• **Article**:
—————
To avoid the increased loss to advertisers, present invention model is shown in FIG. 4B. FIG. 4B assumes a time shifted environment in which viewers who value their time to be on the order of a dollar or more per hour and are willing to pay for the privilege of being able to skip 48 commercials automatically by a compensatory payment 49 to the advertisers for the commercials not watched. In this model, the customer pays “D” to the distributor, a portion of which is used to compensate the advertiser for “B”. The portion of the revenue from the consumer who skipped 48 the commercial is “E”, which can be more, less, or the same amount as “D” depending on the commercial arrangements negotiated between the parties. In the most likely case, “D” will be larger than “E”, and “E” will be equal to “B”.

Under this model, a content stream is produced which includes elements which viewers want to see, for example, the program itself, combined with elements that the viewer did not specifically request, for example, commercials. Advertisers pay to obtain either the right to present their offer or to present the opportunity to view their offer, depending upon which legal theory prevails in the current court cases. A major legal issue arrives when a device or service provider removes the advertising from the content stream before it is presented to the ultimate recipient. When this occurs, the viewer is receiving the value of the program without viewing the advertising which is unfair to the advertisers who sponsored the content.

One of the novel elements of the present invention is that it provides the necessary mechanism to fully compensate advertisers for the loss when pieces of content are deleted.
—————
• **Information supplied**:
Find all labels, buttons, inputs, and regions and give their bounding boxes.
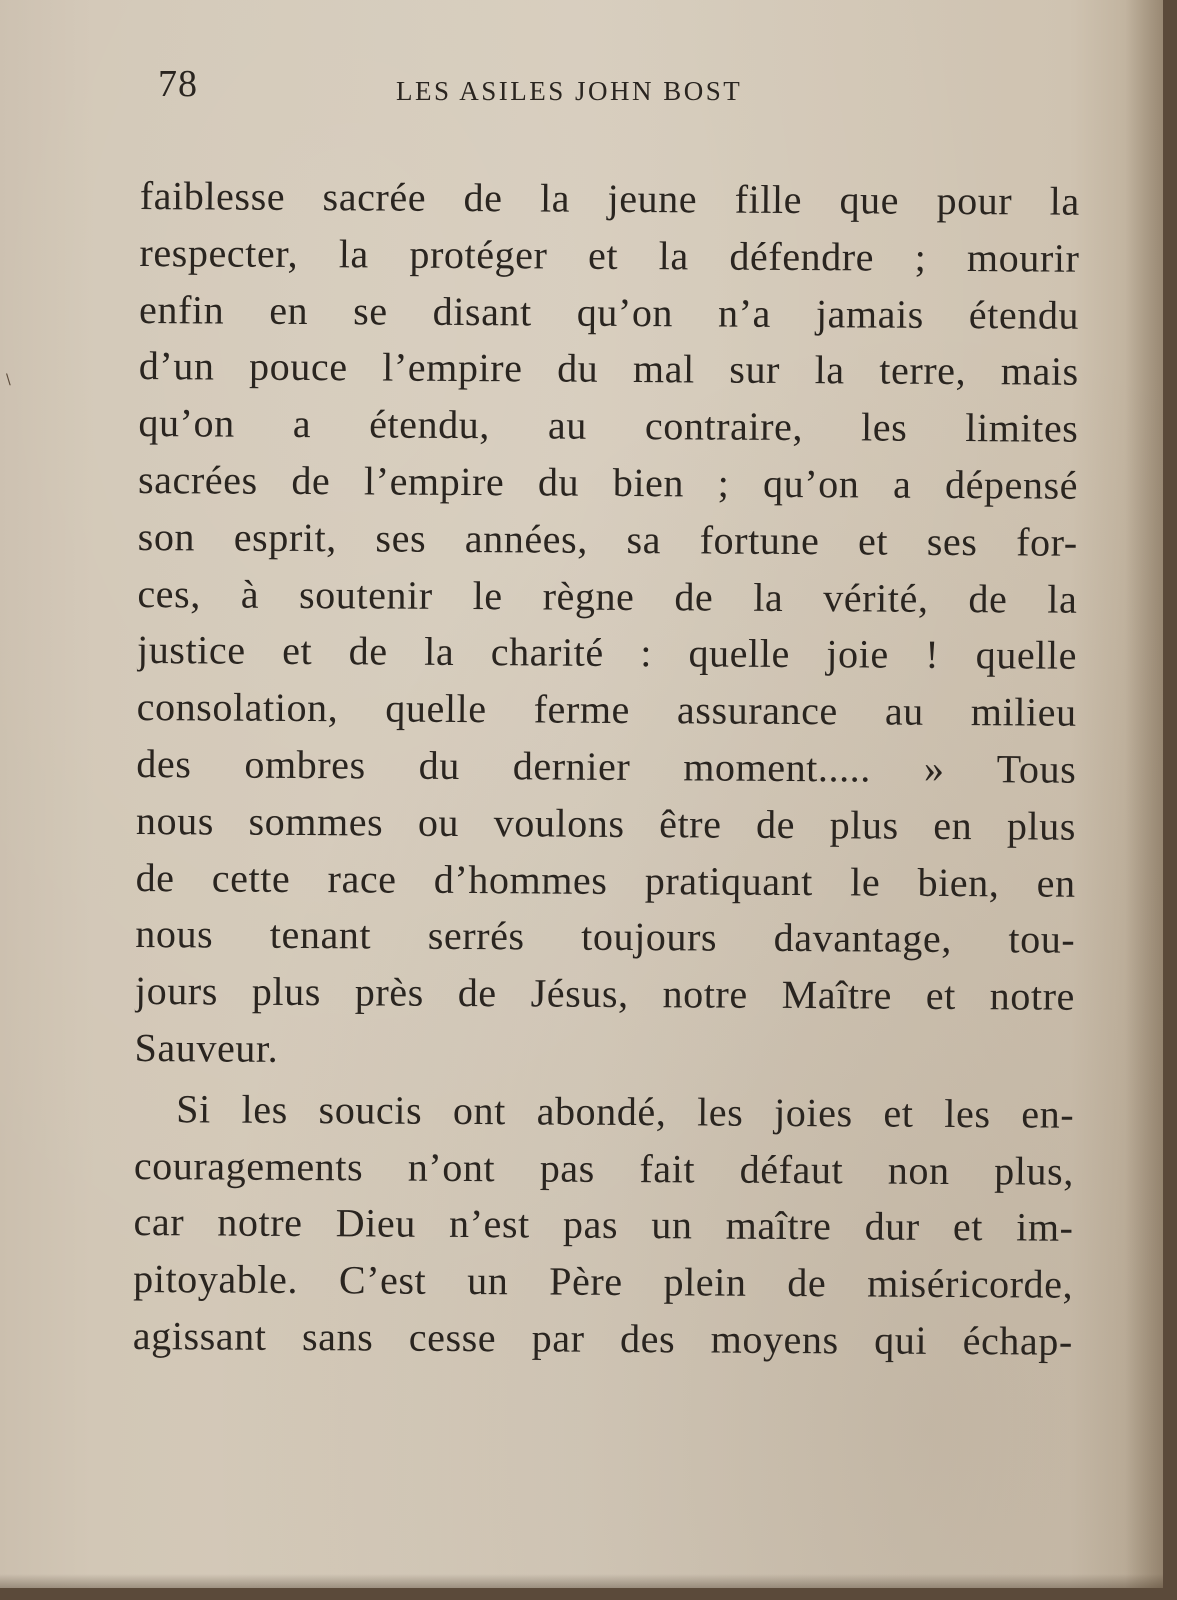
—————
• **To-do list**:
1/ Which letters does the passage on skipping commercials put in quotation marks to stand for amounts? List them in the order they first appear.
2/ Do these statements agree with the passage on skipping commercials? Answer yes or no for each, quoting the words that decide it.
(a) In the most likely case, "D" will be larger than "E".
(b) The customer pays "D" directly to the advertiser.
(c) FIG. 4B assumes viewers who value their time at less than a dollar per hour.

• **Answers to each task**:
1/ "D", "B", "E"

2/
(a) Yes: "In the most likely case, “D” will be larger than “E”"
(b) No: "the customer pays “D” to the distributor"
(c) No: "viewers who value their time to be on the order of a dollar or more per hour"